:: Task brief ::
Every line that includes the word "JSON" is to be listed.

:: Data items ::

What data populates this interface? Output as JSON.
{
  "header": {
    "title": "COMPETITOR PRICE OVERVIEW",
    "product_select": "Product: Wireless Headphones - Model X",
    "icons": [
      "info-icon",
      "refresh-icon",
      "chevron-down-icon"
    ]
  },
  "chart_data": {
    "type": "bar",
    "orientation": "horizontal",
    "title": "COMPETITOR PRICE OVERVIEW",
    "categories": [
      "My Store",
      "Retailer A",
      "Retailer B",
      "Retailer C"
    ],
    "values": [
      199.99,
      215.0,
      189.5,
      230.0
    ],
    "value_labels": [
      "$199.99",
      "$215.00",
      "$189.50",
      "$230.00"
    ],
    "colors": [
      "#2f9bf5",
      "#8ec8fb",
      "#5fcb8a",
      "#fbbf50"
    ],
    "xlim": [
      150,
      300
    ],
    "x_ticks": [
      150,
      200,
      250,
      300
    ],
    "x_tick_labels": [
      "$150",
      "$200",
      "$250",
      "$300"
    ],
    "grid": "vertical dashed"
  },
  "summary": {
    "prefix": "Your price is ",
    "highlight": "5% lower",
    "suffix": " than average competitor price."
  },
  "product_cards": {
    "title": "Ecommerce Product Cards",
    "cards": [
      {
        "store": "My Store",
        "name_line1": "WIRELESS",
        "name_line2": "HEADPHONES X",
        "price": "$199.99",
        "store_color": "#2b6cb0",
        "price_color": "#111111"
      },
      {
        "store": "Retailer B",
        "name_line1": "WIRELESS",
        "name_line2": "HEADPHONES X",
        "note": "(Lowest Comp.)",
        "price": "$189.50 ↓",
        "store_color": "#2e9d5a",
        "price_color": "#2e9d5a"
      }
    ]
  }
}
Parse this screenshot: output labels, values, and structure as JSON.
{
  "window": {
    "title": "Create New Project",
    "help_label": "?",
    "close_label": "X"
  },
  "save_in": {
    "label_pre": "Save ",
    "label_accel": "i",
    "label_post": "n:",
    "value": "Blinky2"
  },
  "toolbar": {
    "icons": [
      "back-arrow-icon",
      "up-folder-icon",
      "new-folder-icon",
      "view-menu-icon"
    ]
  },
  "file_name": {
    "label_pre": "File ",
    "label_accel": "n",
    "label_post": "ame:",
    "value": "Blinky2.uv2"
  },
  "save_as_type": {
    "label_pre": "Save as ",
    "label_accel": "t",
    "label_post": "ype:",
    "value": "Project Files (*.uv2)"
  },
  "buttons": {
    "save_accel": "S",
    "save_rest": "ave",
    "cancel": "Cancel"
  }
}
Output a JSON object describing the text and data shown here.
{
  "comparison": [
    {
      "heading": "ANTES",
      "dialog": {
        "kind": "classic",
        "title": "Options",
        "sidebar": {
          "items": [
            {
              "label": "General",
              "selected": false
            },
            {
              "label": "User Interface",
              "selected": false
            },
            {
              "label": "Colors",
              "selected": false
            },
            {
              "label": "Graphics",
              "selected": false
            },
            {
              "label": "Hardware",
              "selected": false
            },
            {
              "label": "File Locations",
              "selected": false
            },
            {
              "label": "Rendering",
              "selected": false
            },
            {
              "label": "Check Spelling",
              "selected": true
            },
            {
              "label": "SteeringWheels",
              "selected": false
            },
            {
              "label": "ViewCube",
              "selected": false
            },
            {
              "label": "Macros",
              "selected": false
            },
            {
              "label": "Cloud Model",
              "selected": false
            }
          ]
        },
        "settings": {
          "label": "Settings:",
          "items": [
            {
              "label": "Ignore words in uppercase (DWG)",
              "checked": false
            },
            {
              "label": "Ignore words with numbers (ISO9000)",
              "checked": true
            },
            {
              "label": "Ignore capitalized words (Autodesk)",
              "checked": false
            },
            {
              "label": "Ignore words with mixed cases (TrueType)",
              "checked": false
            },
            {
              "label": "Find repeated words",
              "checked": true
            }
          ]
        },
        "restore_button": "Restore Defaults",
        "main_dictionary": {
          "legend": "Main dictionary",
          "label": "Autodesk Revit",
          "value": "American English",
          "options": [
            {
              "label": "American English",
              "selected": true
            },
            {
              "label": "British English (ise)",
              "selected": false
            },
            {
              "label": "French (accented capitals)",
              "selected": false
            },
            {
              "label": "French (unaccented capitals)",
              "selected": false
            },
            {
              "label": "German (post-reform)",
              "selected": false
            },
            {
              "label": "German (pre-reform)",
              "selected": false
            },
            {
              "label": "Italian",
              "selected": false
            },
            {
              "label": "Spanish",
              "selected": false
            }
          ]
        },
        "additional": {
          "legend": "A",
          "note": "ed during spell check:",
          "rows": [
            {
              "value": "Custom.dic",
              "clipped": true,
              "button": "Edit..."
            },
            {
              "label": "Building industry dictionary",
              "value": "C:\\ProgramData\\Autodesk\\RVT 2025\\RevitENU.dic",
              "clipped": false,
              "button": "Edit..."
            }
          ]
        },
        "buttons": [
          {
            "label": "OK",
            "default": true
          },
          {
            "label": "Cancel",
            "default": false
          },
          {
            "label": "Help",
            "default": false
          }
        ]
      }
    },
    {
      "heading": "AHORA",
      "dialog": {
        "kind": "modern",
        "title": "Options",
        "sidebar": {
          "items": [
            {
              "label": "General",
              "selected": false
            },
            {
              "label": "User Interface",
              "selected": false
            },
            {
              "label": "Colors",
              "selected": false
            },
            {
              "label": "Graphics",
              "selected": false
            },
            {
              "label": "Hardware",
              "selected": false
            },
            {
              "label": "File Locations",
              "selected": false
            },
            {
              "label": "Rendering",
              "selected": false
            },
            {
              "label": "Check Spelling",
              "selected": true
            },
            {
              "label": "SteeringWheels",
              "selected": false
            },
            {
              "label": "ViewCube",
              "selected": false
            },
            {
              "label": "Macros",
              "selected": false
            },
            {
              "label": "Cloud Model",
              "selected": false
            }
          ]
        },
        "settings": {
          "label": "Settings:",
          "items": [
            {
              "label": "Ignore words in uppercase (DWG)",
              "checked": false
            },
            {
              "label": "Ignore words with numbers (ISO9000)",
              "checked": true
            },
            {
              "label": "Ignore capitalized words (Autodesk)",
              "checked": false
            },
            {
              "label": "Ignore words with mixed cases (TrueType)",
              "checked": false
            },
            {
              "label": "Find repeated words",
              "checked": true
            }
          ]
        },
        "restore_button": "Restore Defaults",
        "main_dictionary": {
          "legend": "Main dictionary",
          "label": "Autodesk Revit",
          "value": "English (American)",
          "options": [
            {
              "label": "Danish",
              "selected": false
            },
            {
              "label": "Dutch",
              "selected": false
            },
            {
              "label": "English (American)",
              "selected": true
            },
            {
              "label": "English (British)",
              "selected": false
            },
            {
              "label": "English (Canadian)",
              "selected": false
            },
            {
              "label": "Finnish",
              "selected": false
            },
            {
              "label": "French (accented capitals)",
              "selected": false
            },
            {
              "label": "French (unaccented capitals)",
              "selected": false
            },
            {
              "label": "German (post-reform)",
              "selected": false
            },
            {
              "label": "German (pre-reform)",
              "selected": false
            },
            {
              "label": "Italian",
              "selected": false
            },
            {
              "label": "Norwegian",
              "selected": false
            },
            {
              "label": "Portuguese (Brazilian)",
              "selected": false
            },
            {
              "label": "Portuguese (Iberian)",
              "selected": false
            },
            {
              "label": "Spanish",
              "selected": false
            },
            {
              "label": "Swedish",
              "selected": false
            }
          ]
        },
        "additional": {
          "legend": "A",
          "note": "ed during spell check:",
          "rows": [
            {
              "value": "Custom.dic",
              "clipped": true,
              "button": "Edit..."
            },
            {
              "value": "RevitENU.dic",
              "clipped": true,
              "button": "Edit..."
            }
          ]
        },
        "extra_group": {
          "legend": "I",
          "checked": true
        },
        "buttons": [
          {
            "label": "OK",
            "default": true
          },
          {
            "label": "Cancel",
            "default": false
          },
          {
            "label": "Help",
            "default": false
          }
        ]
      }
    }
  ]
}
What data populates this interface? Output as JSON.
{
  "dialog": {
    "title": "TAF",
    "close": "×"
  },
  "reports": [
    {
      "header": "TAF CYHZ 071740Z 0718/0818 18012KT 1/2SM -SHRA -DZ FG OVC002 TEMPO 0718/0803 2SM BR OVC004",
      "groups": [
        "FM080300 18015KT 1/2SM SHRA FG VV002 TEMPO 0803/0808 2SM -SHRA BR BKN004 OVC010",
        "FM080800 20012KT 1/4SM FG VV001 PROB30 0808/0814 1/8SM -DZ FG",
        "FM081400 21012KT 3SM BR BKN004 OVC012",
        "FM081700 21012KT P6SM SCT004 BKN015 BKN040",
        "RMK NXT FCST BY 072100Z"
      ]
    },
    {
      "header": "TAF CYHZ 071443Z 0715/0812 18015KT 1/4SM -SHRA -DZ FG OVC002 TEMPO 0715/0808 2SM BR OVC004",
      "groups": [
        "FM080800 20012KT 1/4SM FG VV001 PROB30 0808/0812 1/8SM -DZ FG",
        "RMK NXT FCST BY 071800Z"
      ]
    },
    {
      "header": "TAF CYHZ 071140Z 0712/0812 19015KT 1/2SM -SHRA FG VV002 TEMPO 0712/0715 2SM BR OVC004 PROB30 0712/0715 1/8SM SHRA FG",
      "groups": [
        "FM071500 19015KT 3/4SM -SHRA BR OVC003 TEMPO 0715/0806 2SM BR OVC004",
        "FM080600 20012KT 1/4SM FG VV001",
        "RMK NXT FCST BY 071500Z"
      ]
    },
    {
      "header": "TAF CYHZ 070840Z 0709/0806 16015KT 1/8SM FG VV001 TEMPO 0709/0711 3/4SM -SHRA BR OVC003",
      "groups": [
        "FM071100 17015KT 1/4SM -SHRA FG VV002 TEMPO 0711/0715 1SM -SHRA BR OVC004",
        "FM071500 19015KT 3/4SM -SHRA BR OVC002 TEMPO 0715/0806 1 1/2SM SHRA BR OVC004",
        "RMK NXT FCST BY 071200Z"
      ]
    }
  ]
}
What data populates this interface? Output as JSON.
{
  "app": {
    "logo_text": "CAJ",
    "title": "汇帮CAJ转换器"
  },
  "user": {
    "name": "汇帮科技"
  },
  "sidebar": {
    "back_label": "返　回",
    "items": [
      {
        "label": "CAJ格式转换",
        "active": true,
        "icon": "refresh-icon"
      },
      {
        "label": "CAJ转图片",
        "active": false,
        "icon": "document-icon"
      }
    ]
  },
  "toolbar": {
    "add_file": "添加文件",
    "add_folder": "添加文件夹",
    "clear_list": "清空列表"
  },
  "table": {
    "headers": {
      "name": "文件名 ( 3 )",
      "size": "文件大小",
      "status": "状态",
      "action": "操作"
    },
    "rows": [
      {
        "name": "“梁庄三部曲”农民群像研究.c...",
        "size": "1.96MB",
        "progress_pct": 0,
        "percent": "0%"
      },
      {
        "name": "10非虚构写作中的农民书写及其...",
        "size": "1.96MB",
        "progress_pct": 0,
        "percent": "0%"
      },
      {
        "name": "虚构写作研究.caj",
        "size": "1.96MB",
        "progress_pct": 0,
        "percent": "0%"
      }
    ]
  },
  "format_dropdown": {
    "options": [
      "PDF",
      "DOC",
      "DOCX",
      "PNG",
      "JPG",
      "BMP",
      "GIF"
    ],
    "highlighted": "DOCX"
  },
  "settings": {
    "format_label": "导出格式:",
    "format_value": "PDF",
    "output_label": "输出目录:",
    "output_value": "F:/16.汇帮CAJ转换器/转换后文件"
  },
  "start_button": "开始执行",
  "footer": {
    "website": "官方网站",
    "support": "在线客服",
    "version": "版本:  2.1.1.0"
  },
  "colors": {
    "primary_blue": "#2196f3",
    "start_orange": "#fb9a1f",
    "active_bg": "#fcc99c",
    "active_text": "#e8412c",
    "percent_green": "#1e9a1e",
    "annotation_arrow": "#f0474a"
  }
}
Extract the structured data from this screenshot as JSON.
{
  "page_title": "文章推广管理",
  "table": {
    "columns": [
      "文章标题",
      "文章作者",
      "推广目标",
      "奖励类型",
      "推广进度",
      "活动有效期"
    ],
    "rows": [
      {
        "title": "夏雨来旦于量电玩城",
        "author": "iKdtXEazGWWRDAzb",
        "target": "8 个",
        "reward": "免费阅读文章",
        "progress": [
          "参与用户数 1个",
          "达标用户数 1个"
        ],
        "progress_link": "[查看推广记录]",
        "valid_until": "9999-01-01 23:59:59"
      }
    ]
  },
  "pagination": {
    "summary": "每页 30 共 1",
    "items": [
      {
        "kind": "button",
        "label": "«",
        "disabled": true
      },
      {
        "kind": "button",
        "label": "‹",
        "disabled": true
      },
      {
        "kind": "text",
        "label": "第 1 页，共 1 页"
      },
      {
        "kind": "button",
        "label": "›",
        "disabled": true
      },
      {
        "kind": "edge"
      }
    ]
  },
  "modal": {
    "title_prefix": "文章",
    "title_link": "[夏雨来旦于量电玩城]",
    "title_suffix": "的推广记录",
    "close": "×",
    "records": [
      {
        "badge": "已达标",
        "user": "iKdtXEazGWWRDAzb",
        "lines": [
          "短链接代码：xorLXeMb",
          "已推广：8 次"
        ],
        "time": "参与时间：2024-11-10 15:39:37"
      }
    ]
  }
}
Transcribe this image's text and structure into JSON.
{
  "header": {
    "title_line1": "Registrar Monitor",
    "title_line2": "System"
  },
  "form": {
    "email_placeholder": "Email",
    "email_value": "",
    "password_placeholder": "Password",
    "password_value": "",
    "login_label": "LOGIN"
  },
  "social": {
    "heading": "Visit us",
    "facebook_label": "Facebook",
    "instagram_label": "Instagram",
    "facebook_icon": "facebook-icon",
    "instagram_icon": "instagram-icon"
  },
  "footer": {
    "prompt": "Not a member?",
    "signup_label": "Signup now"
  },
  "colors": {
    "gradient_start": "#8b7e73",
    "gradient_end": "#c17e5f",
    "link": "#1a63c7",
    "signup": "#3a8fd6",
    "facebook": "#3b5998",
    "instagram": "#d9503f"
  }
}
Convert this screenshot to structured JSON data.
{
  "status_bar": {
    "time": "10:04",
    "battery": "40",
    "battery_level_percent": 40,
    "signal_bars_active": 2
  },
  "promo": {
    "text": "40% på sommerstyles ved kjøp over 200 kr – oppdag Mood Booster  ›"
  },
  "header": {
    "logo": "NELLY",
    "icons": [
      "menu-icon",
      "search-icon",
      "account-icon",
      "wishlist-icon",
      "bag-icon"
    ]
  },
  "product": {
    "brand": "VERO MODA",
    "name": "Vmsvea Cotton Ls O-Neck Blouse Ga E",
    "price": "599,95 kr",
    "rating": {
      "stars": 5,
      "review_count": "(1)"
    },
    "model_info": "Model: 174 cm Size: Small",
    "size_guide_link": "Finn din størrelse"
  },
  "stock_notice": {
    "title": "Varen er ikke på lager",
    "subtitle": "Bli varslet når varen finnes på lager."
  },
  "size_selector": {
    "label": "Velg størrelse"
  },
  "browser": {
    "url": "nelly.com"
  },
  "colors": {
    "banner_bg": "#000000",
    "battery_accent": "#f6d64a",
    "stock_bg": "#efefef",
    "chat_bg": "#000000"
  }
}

:: Solution to this problem ::
What data populates this interface? Output as JSON.
Parse this screenshot: output labels, values, and structure as JSON.
Output a JSON object describing the text and data shown here.
What data populates this interface? Output as JSON.
What data populates this interface? Output as JSON.
Extract the structured data from this screenshot as JSON.
Transcribe this image's text and structure into JSON.
Convert this screenshot to structured JSON data.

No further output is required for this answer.